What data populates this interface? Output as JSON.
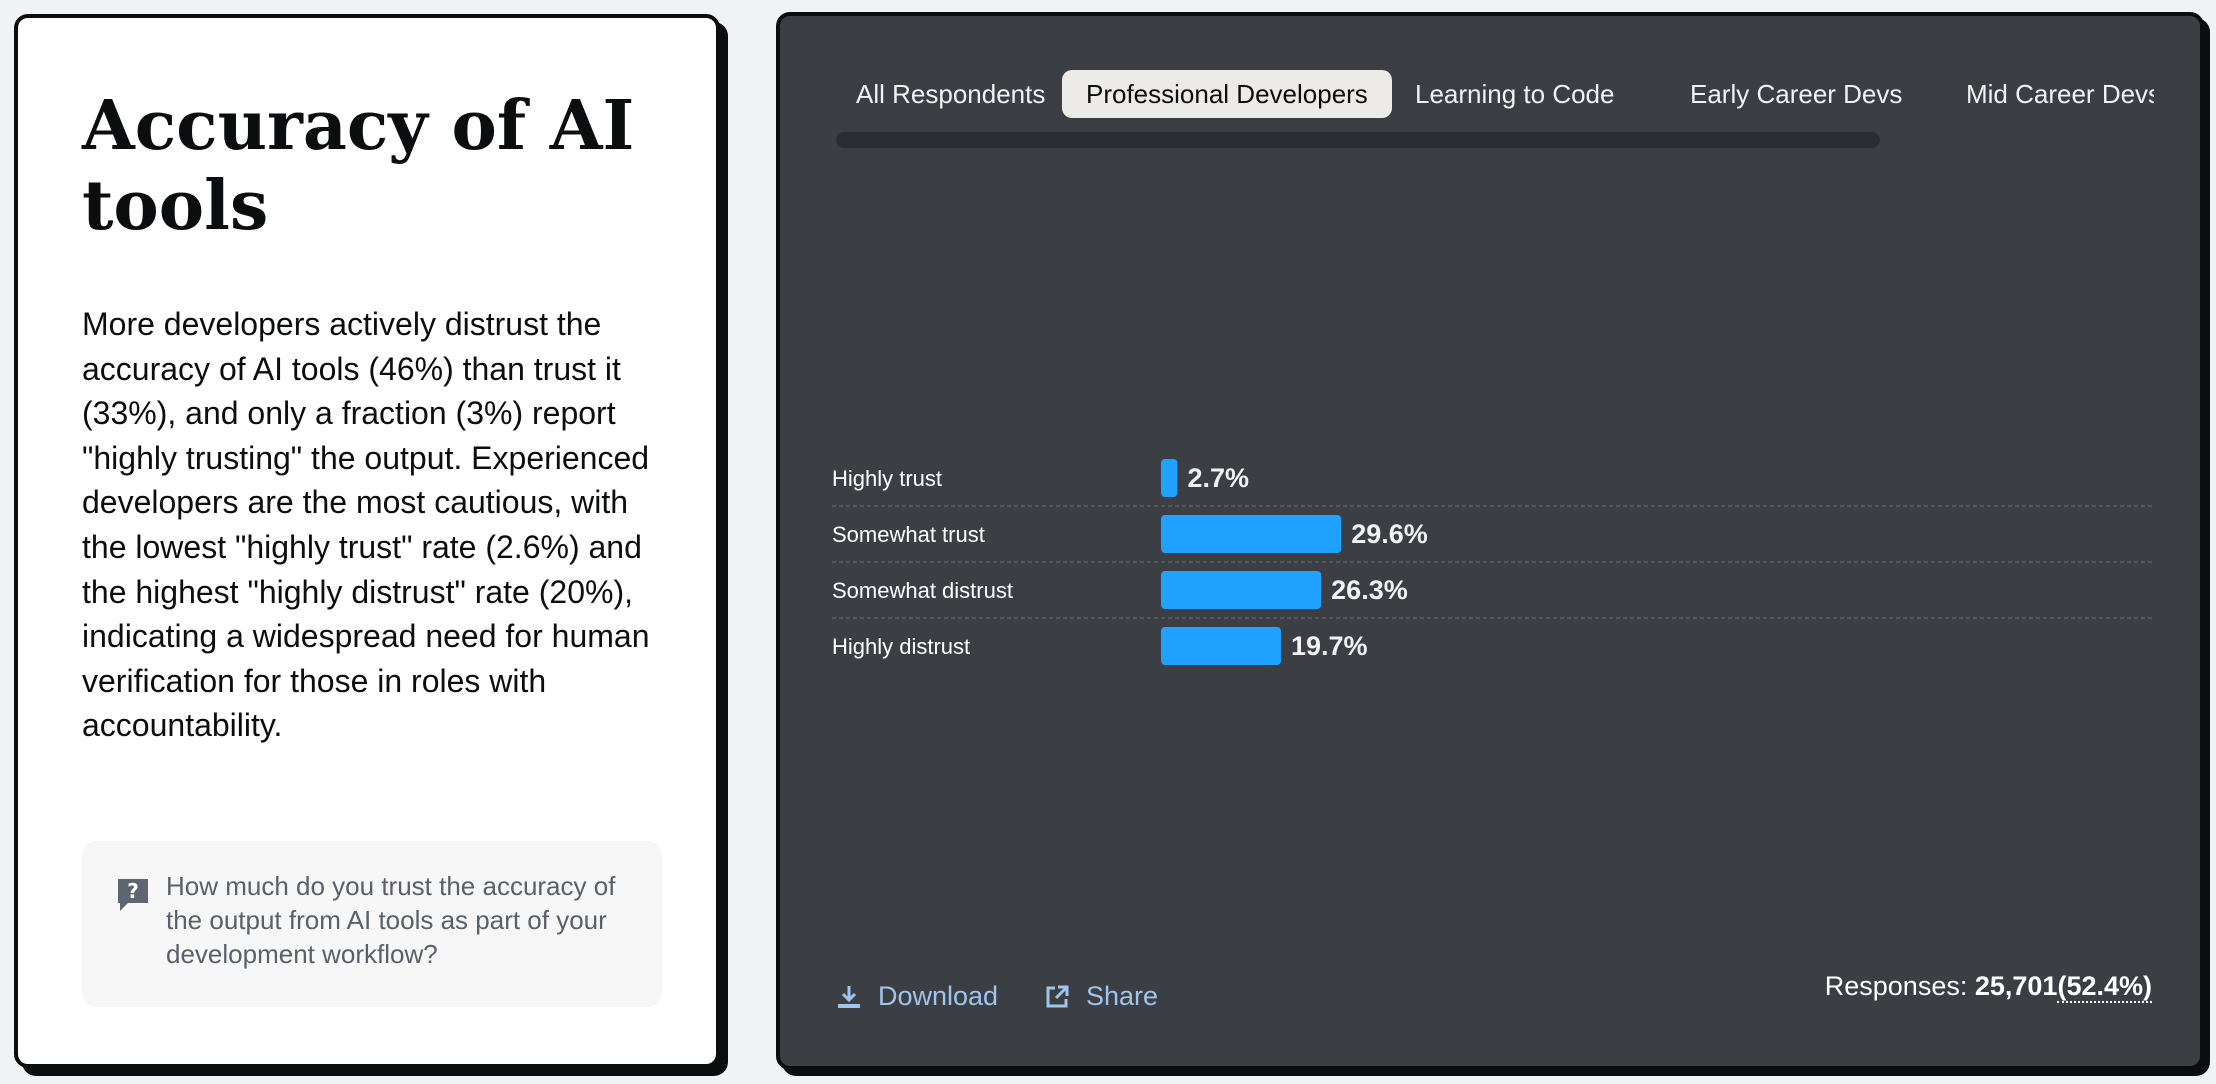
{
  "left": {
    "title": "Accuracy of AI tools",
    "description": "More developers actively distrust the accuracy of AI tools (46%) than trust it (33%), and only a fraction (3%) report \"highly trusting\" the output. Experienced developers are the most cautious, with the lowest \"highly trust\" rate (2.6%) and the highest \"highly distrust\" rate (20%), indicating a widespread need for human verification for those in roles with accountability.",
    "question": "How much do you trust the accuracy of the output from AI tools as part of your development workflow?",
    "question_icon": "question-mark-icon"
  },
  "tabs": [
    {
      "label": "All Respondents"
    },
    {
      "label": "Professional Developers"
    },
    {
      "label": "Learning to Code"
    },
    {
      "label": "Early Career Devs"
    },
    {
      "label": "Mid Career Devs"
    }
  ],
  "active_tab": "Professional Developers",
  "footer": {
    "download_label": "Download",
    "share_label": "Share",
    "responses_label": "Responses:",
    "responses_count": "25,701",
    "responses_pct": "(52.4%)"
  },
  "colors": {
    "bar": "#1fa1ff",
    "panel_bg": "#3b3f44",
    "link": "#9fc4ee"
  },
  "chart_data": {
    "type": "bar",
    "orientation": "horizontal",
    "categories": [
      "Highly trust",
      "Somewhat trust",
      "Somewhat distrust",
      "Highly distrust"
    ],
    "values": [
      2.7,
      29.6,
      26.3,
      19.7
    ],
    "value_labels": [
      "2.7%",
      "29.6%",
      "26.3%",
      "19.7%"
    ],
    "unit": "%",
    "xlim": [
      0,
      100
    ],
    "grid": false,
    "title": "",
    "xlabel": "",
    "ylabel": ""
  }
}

★ ★ ★ ★

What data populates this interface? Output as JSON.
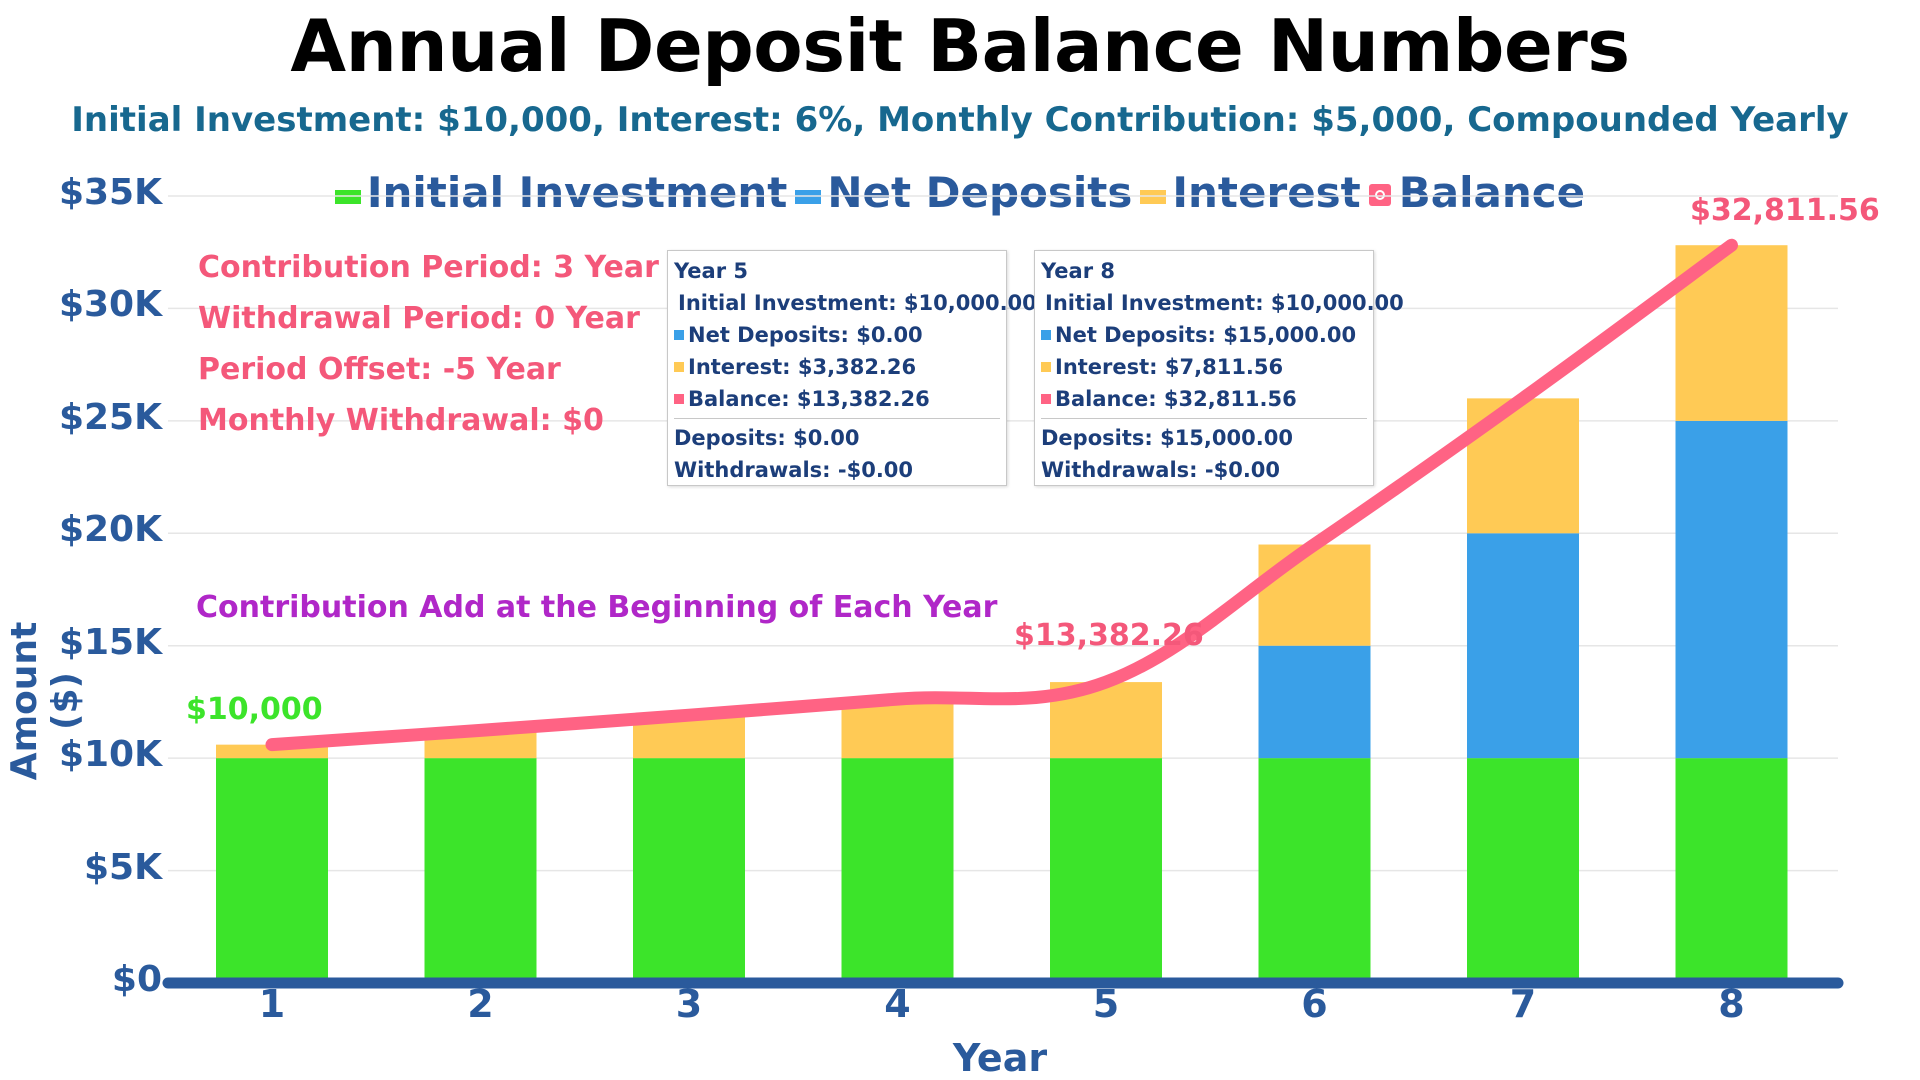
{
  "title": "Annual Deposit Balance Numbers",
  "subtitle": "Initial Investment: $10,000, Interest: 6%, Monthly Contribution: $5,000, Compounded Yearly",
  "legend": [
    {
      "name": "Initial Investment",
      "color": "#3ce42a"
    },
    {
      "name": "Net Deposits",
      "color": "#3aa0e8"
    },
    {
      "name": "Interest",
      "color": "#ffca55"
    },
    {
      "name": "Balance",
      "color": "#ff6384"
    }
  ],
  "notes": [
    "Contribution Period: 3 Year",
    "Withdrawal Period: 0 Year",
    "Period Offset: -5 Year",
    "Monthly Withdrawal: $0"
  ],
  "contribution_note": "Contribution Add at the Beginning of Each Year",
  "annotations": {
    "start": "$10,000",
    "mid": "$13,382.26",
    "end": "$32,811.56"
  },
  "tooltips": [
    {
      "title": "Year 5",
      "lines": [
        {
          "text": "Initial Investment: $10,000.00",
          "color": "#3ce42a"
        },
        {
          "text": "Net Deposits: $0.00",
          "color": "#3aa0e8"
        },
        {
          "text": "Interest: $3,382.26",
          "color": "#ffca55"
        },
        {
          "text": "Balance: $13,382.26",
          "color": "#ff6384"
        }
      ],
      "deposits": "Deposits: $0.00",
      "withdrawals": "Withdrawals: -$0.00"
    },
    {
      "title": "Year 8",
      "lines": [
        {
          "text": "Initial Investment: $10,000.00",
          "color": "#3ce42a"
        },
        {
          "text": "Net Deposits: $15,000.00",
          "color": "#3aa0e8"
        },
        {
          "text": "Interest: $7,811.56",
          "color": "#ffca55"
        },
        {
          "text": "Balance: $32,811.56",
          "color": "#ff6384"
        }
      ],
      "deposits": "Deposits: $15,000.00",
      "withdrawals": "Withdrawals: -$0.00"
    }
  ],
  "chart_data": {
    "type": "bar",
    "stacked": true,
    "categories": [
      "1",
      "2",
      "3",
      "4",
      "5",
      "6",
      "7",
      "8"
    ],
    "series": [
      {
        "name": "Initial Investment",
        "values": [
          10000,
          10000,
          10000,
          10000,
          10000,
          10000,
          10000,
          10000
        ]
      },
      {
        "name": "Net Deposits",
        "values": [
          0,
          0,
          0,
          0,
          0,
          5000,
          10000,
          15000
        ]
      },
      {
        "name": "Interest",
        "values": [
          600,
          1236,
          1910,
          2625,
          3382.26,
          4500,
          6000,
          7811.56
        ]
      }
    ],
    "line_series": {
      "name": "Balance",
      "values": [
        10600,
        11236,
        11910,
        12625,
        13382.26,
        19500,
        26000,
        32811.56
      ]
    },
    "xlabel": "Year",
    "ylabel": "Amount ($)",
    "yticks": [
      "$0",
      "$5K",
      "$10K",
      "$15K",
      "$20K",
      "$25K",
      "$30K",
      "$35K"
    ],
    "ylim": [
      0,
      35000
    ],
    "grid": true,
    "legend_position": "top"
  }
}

★ ★ ★ ★

• **EXERCISE TASK**
Report how many lines in the listing above include the word "Deposits". Give nothing but the number.

• **SOLUTION TO THIS TASK**
6